Problem:
Determine which lines contain the word "title", then copy those lines.

Supplied records:
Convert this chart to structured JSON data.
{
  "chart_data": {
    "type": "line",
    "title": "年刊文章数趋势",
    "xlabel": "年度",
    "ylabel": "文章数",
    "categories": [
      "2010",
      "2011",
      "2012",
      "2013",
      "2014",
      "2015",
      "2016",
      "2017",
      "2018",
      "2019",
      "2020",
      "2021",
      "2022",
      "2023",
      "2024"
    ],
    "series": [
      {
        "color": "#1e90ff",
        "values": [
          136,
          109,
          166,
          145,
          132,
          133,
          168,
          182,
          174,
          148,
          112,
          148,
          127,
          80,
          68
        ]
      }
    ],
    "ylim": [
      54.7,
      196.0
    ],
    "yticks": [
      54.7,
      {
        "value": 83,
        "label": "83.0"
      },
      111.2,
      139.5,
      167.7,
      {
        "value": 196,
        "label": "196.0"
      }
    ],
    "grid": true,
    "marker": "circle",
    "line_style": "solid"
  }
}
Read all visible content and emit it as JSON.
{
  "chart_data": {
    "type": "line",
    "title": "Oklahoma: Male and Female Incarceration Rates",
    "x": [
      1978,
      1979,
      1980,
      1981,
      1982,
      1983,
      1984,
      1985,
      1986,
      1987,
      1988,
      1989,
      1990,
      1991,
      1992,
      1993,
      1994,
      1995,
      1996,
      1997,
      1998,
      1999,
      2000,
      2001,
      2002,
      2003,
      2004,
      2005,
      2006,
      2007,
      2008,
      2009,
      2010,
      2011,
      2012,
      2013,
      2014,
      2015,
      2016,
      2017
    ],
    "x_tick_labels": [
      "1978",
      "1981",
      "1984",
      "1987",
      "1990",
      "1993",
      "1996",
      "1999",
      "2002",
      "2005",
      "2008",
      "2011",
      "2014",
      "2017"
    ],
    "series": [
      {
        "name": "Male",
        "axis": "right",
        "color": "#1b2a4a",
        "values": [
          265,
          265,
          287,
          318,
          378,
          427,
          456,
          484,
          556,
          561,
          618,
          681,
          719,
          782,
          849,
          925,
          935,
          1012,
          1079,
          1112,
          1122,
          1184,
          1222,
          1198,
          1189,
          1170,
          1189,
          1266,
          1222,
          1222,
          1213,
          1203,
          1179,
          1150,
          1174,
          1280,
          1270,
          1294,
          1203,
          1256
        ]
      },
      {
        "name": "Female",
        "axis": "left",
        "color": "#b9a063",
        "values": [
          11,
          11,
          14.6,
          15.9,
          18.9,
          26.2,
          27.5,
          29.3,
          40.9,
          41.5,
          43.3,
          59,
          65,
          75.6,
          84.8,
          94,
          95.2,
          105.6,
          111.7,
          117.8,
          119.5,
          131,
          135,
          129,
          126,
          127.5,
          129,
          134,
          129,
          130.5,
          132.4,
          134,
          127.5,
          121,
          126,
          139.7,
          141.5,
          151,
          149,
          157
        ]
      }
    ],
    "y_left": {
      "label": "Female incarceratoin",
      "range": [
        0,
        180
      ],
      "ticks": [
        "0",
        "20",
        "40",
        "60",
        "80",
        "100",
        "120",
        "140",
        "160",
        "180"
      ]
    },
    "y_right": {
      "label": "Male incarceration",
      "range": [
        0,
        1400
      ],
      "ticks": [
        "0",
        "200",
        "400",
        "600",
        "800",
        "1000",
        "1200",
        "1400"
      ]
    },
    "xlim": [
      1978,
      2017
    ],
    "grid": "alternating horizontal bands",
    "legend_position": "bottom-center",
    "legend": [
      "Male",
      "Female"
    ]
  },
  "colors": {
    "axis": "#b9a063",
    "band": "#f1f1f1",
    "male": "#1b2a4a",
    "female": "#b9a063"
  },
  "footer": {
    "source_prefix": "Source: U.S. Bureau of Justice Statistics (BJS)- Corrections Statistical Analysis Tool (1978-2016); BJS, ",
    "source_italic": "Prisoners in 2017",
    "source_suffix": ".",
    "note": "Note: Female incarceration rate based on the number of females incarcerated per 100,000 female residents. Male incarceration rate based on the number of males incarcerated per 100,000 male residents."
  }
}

Written solution:
    "title": "年刊文章数趋势",
    "title": "Oklahoma: Male and Female Incarceration Rates",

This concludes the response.